=== Instructions for the task ===
Return all lines that include the string "series".

--------------------

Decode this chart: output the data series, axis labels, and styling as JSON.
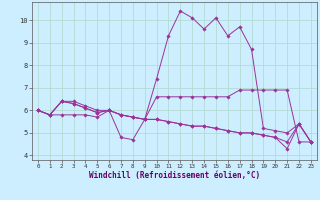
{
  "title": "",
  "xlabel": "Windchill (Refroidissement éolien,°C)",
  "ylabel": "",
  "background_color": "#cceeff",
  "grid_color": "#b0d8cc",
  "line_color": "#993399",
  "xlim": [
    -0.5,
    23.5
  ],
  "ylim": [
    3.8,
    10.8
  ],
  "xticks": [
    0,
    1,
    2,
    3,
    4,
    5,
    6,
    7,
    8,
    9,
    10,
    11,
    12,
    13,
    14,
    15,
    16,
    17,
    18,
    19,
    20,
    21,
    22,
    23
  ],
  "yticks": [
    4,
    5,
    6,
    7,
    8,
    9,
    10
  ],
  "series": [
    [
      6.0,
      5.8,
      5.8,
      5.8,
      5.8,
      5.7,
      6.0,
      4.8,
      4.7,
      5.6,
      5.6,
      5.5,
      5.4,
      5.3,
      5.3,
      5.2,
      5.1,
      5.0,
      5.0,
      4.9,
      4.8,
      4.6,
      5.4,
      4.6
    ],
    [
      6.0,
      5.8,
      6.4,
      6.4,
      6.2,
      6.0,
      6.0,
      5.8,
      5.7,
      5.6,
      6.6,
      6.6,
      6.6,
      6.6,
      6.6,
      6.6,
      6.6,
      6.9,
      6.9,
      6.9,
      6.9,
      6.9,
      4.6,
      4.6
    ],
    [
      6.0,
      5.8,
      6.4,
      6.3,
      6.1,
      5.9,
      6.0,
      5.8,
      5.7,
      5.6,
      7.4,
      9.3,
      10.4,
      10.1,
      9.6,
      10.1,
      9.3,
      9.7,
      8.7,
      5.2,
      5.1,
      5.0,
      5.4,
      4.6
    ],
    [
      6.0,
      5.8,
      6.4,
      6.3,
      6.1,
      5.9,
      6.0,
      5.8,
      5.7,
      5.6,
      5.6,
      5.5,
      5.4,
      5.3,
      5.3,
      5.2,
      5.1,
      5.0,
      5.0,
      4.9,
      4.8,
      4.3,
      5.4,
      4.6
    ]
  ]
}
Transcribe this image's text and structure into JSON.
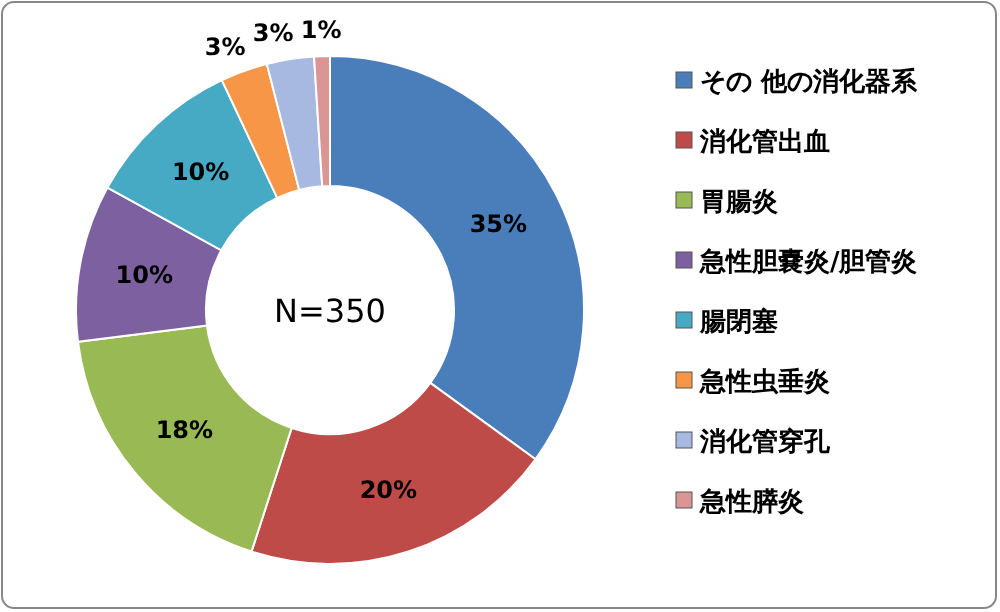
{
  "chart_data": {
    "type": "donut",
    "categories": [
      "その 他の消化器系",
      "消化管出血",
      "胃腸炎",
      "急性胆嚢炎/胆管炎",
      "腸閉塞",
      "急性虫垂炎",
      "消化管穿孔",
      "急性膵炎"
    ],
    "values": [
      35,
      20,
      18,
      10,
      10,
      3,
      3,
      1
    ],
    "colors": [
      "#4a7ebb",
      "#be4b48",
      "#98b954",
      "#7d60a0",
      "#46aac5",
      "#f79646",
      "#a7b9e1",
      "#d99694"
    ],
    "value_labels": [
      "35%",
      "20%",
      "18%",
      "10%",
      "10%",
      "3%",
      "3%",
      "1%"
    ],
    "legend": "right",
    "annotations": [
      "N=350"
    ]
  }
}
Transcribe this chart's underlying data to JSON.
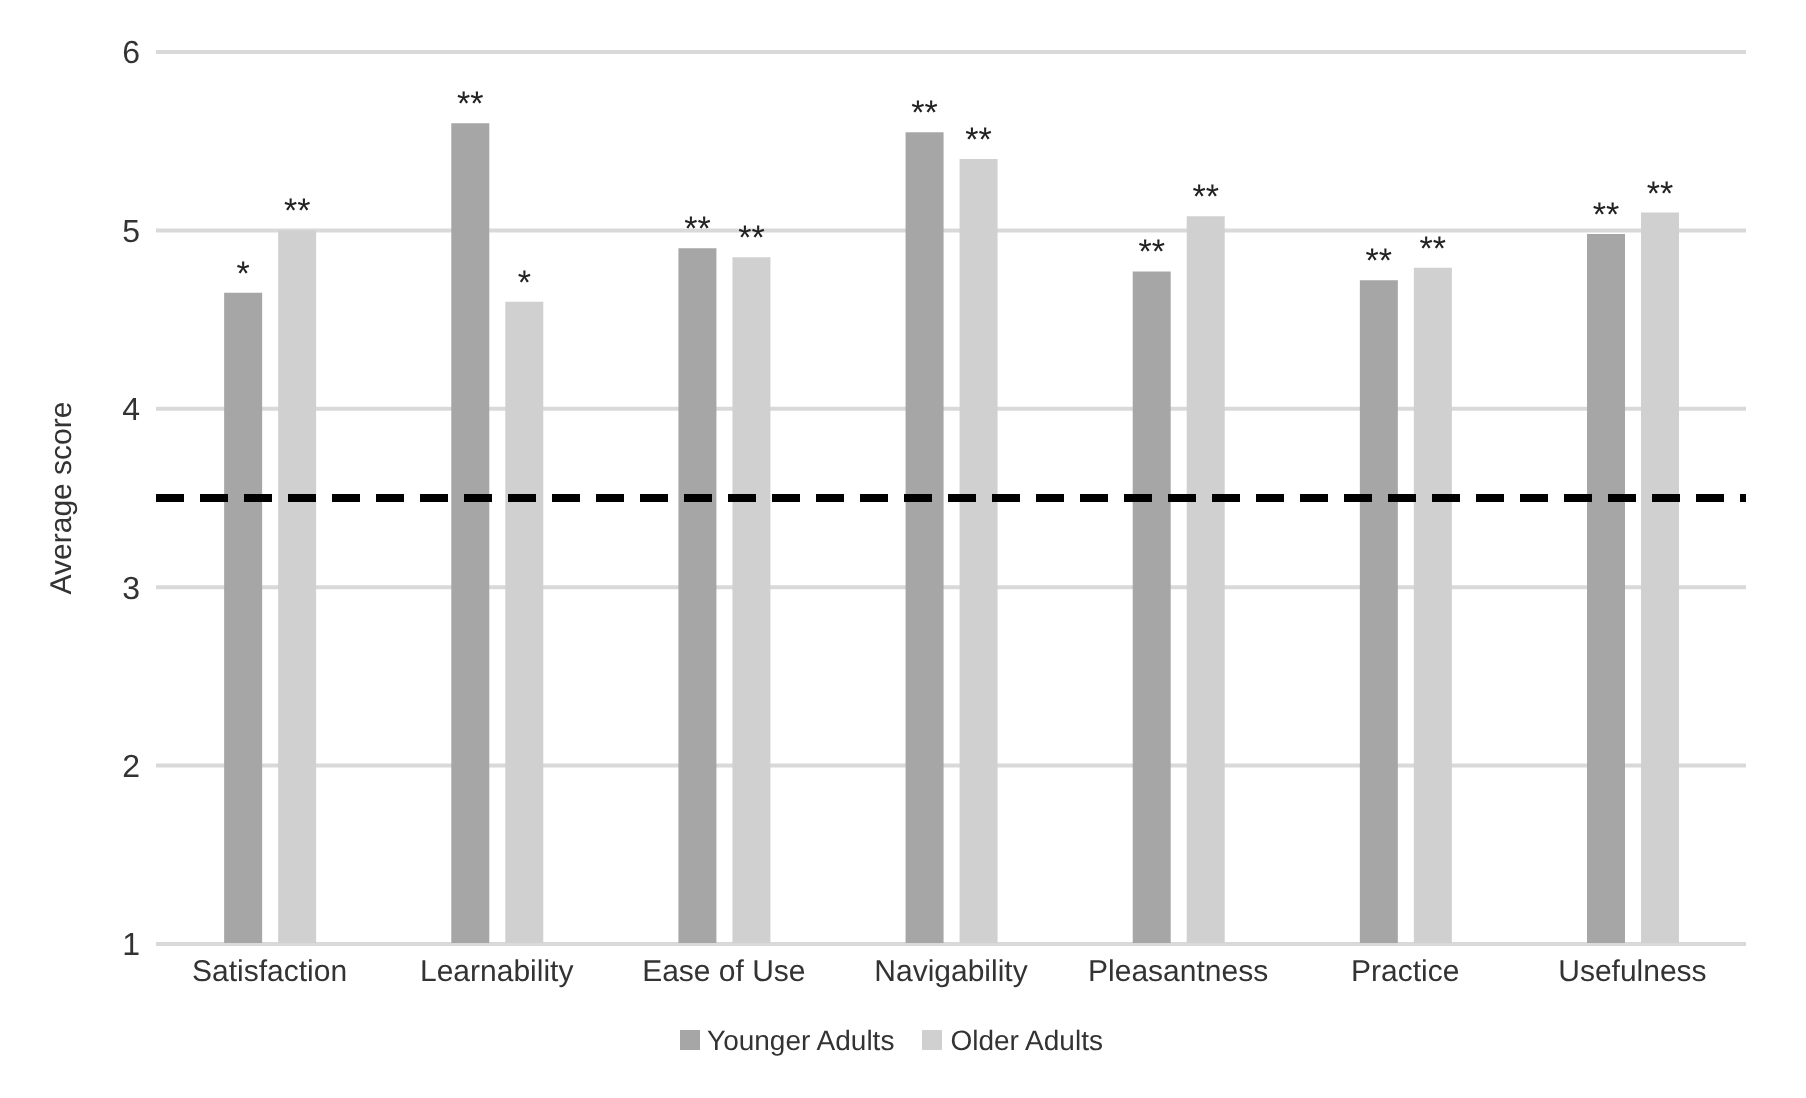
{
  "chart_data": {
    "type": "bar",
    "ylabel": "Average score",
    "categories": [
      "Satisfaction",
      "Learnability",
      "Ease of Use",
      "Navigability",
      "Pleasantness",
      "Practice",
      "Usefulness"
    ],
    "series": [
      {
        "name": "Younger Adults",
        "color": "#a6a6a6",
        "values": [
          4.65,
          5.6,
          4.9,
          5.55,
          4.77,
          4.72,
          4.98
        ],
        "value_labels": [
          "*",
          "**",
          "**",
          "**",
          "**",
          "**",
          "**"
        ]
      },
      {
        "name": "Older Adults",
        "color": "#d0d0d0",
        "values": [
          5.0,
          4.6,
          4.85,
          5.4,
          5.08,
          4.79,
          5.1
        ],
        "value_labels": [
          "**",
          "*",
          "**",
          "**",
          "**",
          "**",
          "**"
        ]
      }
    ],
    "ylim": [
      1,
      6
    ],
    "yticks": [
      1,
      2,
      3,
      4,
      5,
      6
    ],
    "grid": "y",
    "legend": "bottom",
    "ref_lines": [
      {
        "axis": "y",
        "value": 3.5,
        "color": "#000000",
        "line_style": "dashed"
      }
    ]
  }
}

--------------------

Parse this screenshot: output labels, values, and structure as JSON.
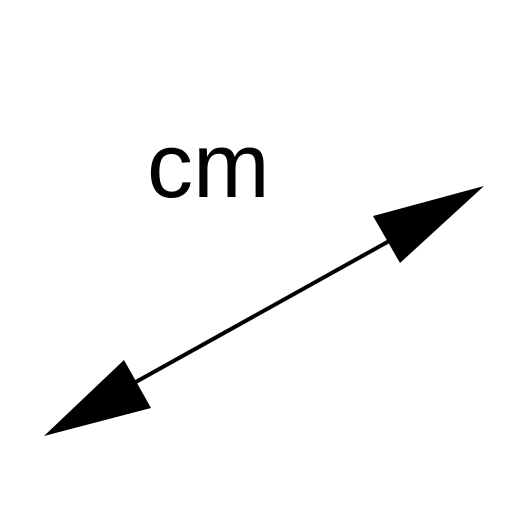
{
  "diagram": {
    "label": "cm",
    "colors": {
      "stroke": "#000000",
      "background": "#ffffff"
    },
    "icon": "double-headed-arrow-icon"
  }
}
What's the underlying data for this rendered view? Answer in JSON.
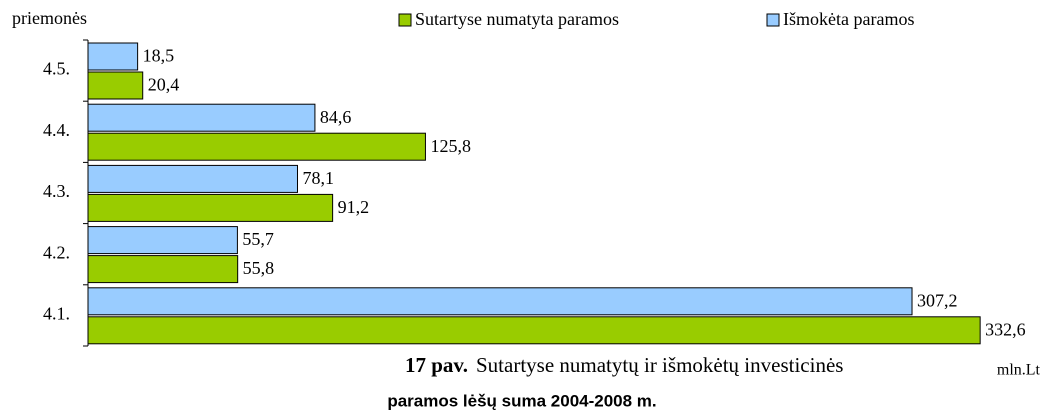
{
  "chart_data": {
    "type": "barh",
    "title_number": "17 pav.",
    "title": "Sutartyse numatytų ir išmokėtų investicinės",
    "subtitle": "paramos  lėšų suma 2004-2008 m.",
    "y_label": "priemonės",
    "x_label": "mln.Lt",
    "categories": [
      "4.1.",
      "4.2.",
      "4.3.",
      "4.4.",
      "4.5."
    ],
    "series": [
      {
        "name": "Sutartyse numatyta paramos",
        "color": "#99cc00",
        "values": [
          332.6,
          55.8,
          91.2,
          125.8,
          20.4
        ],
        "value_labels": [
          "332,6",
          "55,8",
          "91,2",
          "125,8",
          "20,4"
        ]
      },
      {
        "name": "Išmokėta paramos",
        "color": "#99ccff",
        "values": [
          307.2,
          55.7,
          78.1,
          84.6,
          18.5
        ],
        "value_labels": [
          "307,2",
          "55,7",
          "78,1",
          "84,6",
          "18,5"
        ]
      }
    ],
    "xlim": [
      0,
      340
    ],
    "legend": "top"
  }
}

--------------------

=== Task result ===
Decode this chart: output the data series, axis labels, and styling as JSON.
  "series": [
    "series": [
    "series": [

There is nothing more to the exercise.